▶ [What the task asks]: Can you copy the listing below line for line, without changing a character, and leave out the pictures?

▶ [Available data]:
++++++++
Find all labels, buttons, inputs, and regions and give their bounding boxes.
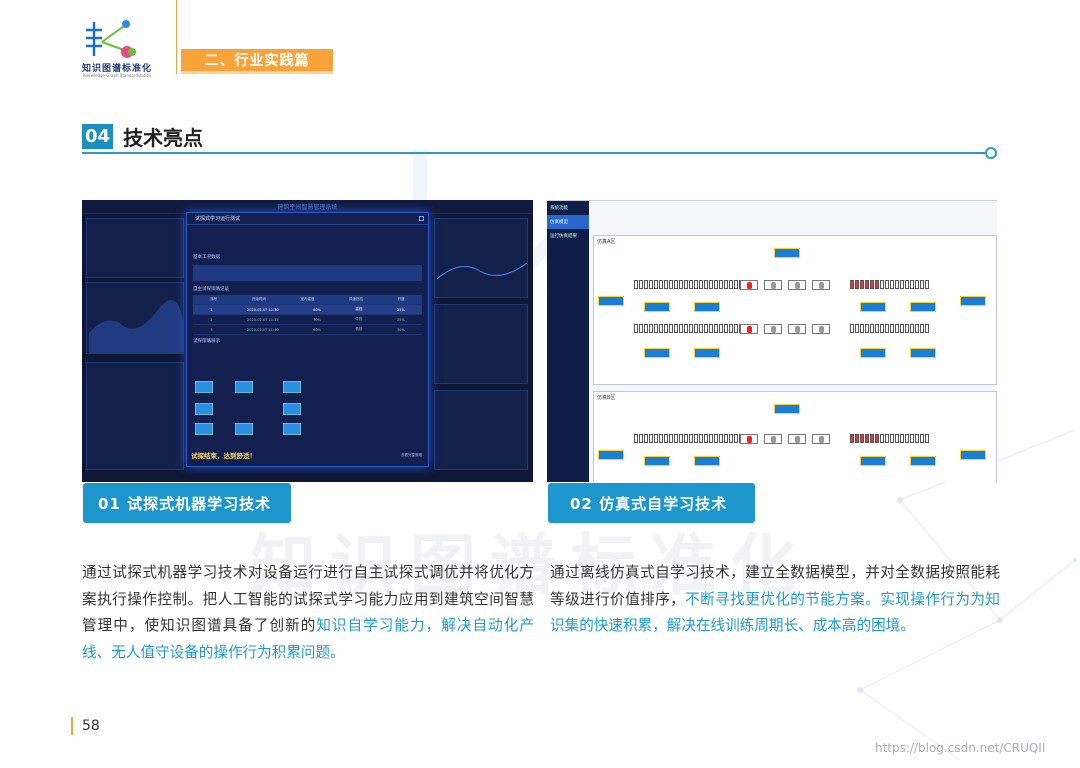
strategy-node (235, 423, 253, 435)
strategy-node (283, 423, 301, 435)
source-credit: https://blog.csdn.net/CRUQII (875, 741, 1046, 755)
equipment-cell (812, 324, 830, 334)
topology-node (694, 302, 720, 312)
equipment-cell (740, 324, 758, 334)
simulation-zone-a: 仿真A区 (593, 235, 997, 385)
trial-end-message: 试探结束，达到舒适！ (191, 452, 256, 460)
strategy-node (283, 403, 301, 415)
equipment-cell (740, 280, 758, 290)
modal-title: 试探式学习运行测试 (187, 213, 428, 225)
sidebar-item[interactable]: 系统功能 (547, 201, 589, 215)
dashboard-panel (86, 362, 184, 470)
heading-number: 04 (82, 124, 114, 149)
topology-node (960, 450, 986, 460)
equipment-strip (850, 434, 929, 443)
modal-basic-section: 基本工况数据 (193, 255, 220, 260)
strategy-node (195, 403, 213, 415)
strategy-node (195, 381, 213, 393)
page-number: 58 (82, 718, 100, 734)
close-icon[interactable] (419, 216, 424, 221)
table-row[interactable]: 3 2020-02-07 11:40 60% 低档 30% (193, 325, 422, 335)
simulation-screenshot: 系统功能 仿真模型 运行仿真结果 仿真A区 仿真B区 (547, 200, 997, 482)
heading-rule-dot (985, 147, 997, 159)
equipment-cell (788, 324, 806, 334)
topology-node (960, 296, 986, 306)
topology-node (860, 348, 886, 358)
equipment-strip (850, 324, 929, 333)
header-divider (176, 0, 177, 74)
topology-node (910, 348, 936, 358)
equipment-cell (764, 434, 782, 444)
topology-node (774, 404, 800, 414)
topology-node (694, 348, 720, 358)
topology-node (910, 456, 936, 466)
equipment-cell (764, 324, 782, 334)
table-row[interactable]: 1 2020-02-07 11:30 60% 高档 25% (193, 305, 422, 315)
topology-node (644, 348, 670, 358)
strategy-node (235, 381, 253, 393)
dashboard-panel (434, 304, 528, 384)
dashboard-title: 建筑空间智慧管理系统 (277, 204, 338, 211)
table-header: 序号 开始时间 室内温度 风速档位 开度 (193, 295, 422, 305)
caption-simulation-learning: 02 仿真式自学习技术 (548, 483, 755, 523)
topology-node (694, 456, 720, 466)
equipment-strip (850, 280, 929, 289)
equipment-cell (812, 280, 830, 290)
simulation-zone-b: 仿真B区 (593, 391, 997, 482)
section-heading: 04 技术亮点 (82, 122, 203, 151)
paragraph-left: 通过试探式机器学习技术对设备运行进行自主试探式调优并将优化方案执行操作控制。把人… (82, 560, 534, 666)
trial-modal: 试探式学习运行测试 基本工况数据 自主试探策略记录 序号 开始时间 室内温度 风… (186, 212, 429, 467)
dashboard-panel (434, 390, 528, 470)
section-tag-underline (181, 71, 333, 74)
modal-basic-bar (193, 265, 422, 281)
page-number-bar (71, 717, 73, 735)
paragraph-right: 通过离线仿真式自学习技术，建立全数据模型，并对全数据按照能耗等级进行价值排序，不… (550, 560, 1000, 640)
topology-node (860, 302, 886, 312)
equipment-cell (788, 434, 806, 444)
heading-rule (82, 152, 986, 154)
sidebar-item[interactable]: 仿真模型 (547, 215, 589, 229)
strategy-node (283, 381, 301, 393)
equipment-strip (634, 324, 743, 333)
section-tag: 二、行业实践篇 (181, 49, 333, 71)
strategy-node (195, 423, 213, 435)
topology-node (598, 450, 624, 460)
zone-a-label: 仿真A区 (597, 239, 616, 245)
equipment-strip (634, 280, 743, 289)
topology-node (598, 296, 624, 306)
modal-path-section: 试探策略展示 (193, 339, 220, 344)
topology-node (644, 456, 670, 466)
equipment-cell (812, 434, 830, 444)
equipment-cell (764, 280, 782, 290)
equipment-cell (740, 434, 758, 444)
heading-title: 技术亮点 (123, 126, 204, 150)
topology-node (910, 302, 936, 312)
modal-record-section: 自主试探策略记录 (193, 287, 229, 292)
dashboard-panel (434, 218, 528, 298)
simulation-sidebar: 系统功能 仿真模型 运行仿真结果 (547, 201, 589, 482)
zone-b-label: 仿真B区 (597, 395, 616, 401)
equipment-strip (634, 434, 743, 443)
topology-node (860, 456, 886, 466)
view-strategy-button[interactable]: 查看完整策略 (401, 453, 422, 458)
equipment-cell (788, 280, 806, 290)
sidebar-item[interactable]: 运行仿真结果 (547, 229, 589, 243)
topology-node (644, 302, 670, 312)
dashboard-panel (86, 282, 184, 354)
logo-subtitle: Knowledge Graph Standardization (83, 73, 152, 78)
dashboard-panel (86, 218, 184, 278)
topology-node (774, 248, 800, 258)
table-row[interactable]: 2 2020-02-07 11:35 70% 中档 25% (193, 315, 422, 325)
caption-trial-learning: 01 试探式机器学习技术 (83, 483, 291, 523)
trial-learning-screenshot: 建筑空间智慧管理系统 试探式学习运行测试 基本工况数据 自主试探策略记录 序号 … (82, 200, 533, 482)
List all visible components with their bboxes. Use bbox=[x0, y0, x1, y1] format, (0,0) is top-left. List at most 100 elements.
++++++++
▶ [Response below]:
Find all labels, buttons, inputs, and regions and give their bounding boxes.
strategy-node (235, 423, 253, 435)
strategy-node (283, 423, 301, 435)
source-credit: https://blog.csdn.net/CRUQII (875, 741, 1046, 755)
equipment-cell (812, 324, 830, 334)
topology-node (694, 302, 720, 312)
equipment-cell (740, 324, 758, 334)
simulation-zone-a: 仿真A区 (593, 235, 997, 385)
trial-end-message: 试探结束，达到舒适！ (191, 452, 256, 460)
strategy-node (283, 403, 301, 415)
equipment-cell (740, 280, 758, 290)
modal-title: 试探式学习运行测试 (187, 213, 428, 225)
sidebar-item[interactable]: 系统功能 (547, 201, 589, 215)
dashboard-panel (86, 362, 184, 470)
heading-number: 04 (82, 124, 114, 149)
topology-node (960, 450, 986, 460)
equipment-strip (850, 434, 929, 443)
modal-basic-section: 基本工况数据 (193, 255, 220, 260)
strategy-node (195, 403, 213, 415)
strategy-node (195, 381, 213, 393)
page-number: 58 (82, 718, 100, 734)
close-icon[interactable] (419, 216, 424, 221)
table-row[interactable]: 3 2020-02-07 11:40 60% 低档 30% (193, 325, 422, 335)
simulation-screenshot: 系统功能 仿真模型 运行仿真结果 仿真A区 仿真B区 (547, 200, 997, 482)
heading-rule-dot (985, 147, 997, 159)
equipment-cell (788, 324, 806, 334)
topology-node (960, 296, 986, 306)
topology-node (860, 348, 886, 358)
equipment-strip (850, 324, 929, 333)
header-divider (176, 0, 177, 74)
topology-node (910, 348, 936, 358)
equipment-cell (764, 434, 782, 444)
topology-node (774, 404, 800, 414)
topology-node (694, 348, 720, 358)
topology-node (910, 456, 936, 466)
equipment-cell (764, 324, 782, 334)
table-row[interactable]: 1 2020-02-07 11:30 60% 高档 25% (193, 305, 422, 315)
topology-node (644, 348, 670, 358)
strategy-node (235, 381, 253, 393)
dashboard-panel (434, 304, 528, 384)
dashboard-title: 建筑空间智慧管理系统 (277, 204, 338, 211)
table-header: 序号 开始时间 室内温度 风速档位 开度 (193, 295, 422, 305)
caption-simulation-learning: 02 仿真式自学习技术 (548, 483, 755, 523)
topology-node (694, 456, 720, 466)
equipment-strip (850, 280, 929, 289)
equipment-cell (812, 280, 830, 290)
simulation-zone-b: 仿真B区 (593, 391, 997, 482)
section-heading: 04 技术亮点 (82, 122, 203, 151)
paragraph-left: 通过试探式机器学习技术对设备运行进行自主试探式调优并将优化方案执行操作控制。把人… (82, 560, 534, 666)
trial-modal: 试探式学习运行测试 基本工况数据 自主试探策略记录 序号 开始时间 室内温度 风… (186, 212, 429, 467)
dashboard-panel (434, 390, 528, 470)
section-tag-underline (181, 71, 333, 74)
modal-basic-bar (193, 265, 422, 281)
page-number-bar (71, 717, 73, 735)
paragraph-right: 通过离线仿真式自学习技术，建立全数据模型，并对全数据按照能耗等级进行价值排序，不… (550, 560, 1000, 640)
topology-node (860, 302, 886, 312)
equipment-cell (788, 434, 806, 444)
heading-rule (82, 152, 986, 154)
sidebar-item[interactable]: 仿真模型 (547, 215, 589, 229)
strategy-node (283, 381, 301, 393)
equipment-strip (634, 324, 743, 333)
section-tag: 二、行业实践篇 (181, 49, 333, 71)
strategy-node (195, 423, 213, 435)
topology-node (598, 450, 624, 460)
zone-a-label: 仿真A区 (597, 239, 616, 245)
equipment-strip (634, 280, 743, 289)
topology-node (598, 296, 624, 306)
modal-path-section: 试探策略展示 (193, 339, 220, 344)
topology-node (644, 456, 670, 466)
equipment-cell (812, 434, 830, 444)
equipment-cell (764, 280, 782, 290)
equipment-cell (740, 434, 758, 444)
heading-title: 技术亮点 (123, 126, 204, 150)
topology-node (910, 302, 936, 312)
modal-record-section: 自主试探策略记录 (193, 287, 229, 292)
dashboard-panel (434, 218, 528, 298)
simulation-sidebar: 系统功能 仿真模型 运行仿真结果 (547, 201, 589, 482)
zone-b-label: 仿真B区 (597, 395, 616, 401)
equipment-strip (634, 434, 743, 443)
topology-node (860, 456, 886, 466)
view-strategy-button[interactable]: 查看完整策略 (401, 453, 422, 458)
equipment-cell (788, 280, 806, 290)
sidebar-item[interactable]: 运行仿真结果 (547, 229, 589, 243)
topology-node (644, 302, 670, 312)
dashboard-panel (86, 282, 184, 354)
logo-subtitle: Knowledge Graph Standardization (83, 73, 152, 78)
dashboard-panel (86, 218, 184, 278)
topology-node (774, 248, 800, 258)
table-row[interactable]: 2 2020-02-07 11:35 70% 中档 25% (193, 315, 422, 325)
caption-trial-learning: 01 试探式机器学习技术 (83, 483, 291, 523)
trial-learning-screenshot: 建筑空间智慧管理系统 试探式学习运行测试 基本工况数据 自主试探策略记录 序号 … (82, 200, 533, 482)
List all visible components with their bboxes. Use bbox=[x0, y0, x1, y1] format, (0,0) is top-left. List at most 100 elements.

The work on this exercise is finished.